*Directions*:
Leave the pictures out, and retype all of the material exactly as written.

*Given data*:
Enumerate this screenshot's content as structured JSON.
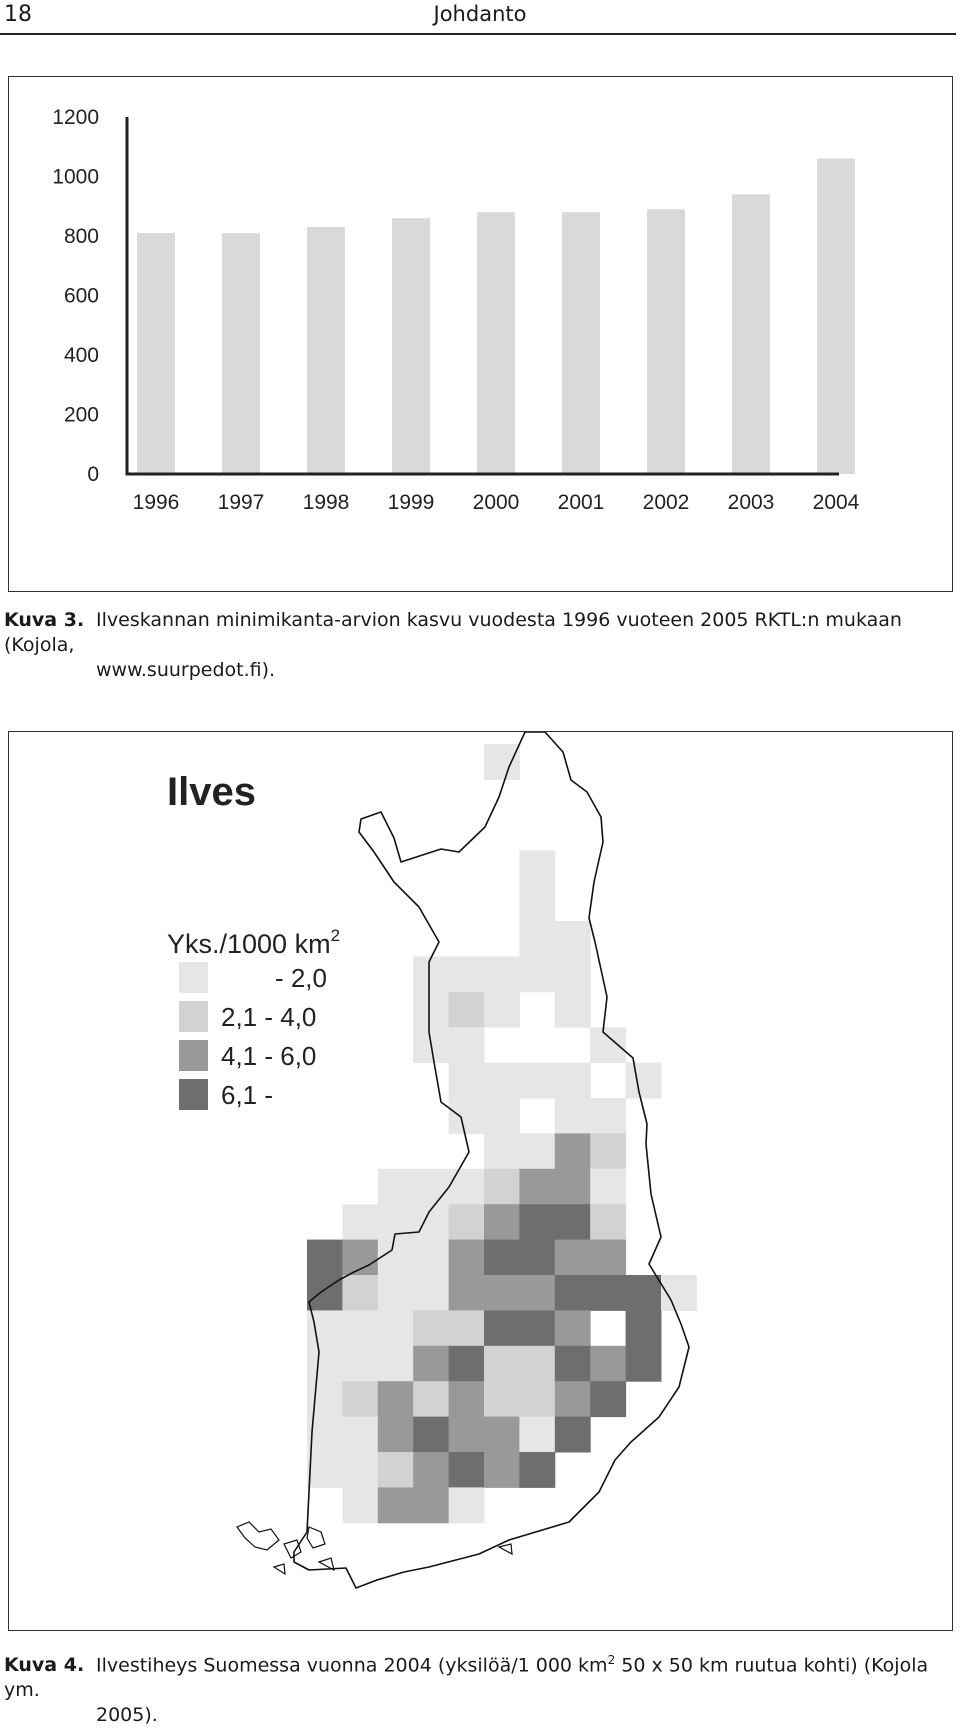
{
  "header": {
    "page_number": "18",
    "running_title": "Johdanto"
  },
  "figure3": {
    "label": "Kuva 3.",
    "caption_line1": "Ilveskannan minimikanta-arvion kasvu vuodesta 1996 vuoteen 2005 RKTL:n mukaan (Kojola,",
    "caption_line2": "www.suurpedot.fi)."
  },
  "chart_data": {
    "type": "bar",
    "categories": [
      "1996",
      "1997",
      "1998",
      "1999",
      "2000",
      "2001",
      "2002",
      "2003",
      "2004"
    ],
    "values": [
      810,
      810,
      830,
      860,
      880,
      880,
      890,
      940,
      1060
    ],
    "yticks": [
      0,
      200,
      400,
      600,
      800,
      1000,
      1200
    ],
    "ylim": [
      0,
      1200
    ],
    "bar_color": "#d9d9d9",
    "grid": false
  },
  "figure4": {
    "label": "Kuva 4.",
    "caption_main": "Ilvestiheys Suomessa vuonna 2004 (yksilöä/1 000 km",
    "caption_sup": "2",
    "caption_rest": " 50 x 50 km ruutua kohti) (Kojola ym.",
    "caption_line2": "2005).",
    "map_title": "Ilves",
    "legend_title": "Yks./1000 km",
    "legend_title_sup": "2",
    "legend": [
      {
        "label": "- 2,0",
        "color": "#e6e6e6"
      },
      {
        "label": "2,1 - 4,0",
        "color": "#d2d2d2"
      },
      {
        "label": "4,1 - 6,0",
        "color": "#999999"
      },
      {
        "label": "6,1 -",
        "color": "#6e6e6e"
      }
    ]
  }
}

*Written answer*:
Enumerate this screenshot's content as structured JSON.
{
  "header": {
    "page_number": "18",
    "running_title": "Johdanto"
  },
  "figure3": {
    "label": "Kuva 3.",
    "caption_line1": "Ilveskannan minimikanta-arvion kasvu vuodesta 1996 vuoteen 2005 RKTL:n mukaan (Kojola,",
    "caption_line2": "www.suurpedot.fi)."
  },
  "chart_data": {
    "type": "bar",
    "categories": [
      "1996",
      "1997",
      "1998",
      "1999",
      "2000",
      "2001",
      "2002",
      "2003",
      "2004"
    ],
    "values": [
      810,
      810,
      830,
      860,
      880,
      880,
      890,
      940,
      1060
    ],
    "yticks": [
      0,
      200,
      400,
      600,
      800,
      1000,
      1200
    ],
    "ylim": [
      0,
      1200
    ],
    "bar_color": "#d9d9d9",
    "grid": false
  },
  "figure4": {
    "label": "Kuva 4.",
    "caption_main": "Ilvestiheys Suomessa vuonna 2004 (yksilöä/1 000 km",
    "caption_sup": "2",
    "caption_rest": " 50 x 50 km ruutua kohti) (Kojola ym.",
    "caption_line2": "2005).",
    "map_title": "Ilves",
    "legend_title": "Yks./1000 km",
    "legend_title_sup": "2",
    "legend": [
      {
        "label": "- 2,0",
        "color": "#e6e6e6"
      },
      {
        "label": "2,1 - 4,0",
        "color": "#d2d2d2"
      },
      {
        "label": "4,1 - 6,0",
        "color": "#999999"
      },
      {
        "label": "6,1 -",
        "color": "#6e6e6e"
      }
    ]
  }
}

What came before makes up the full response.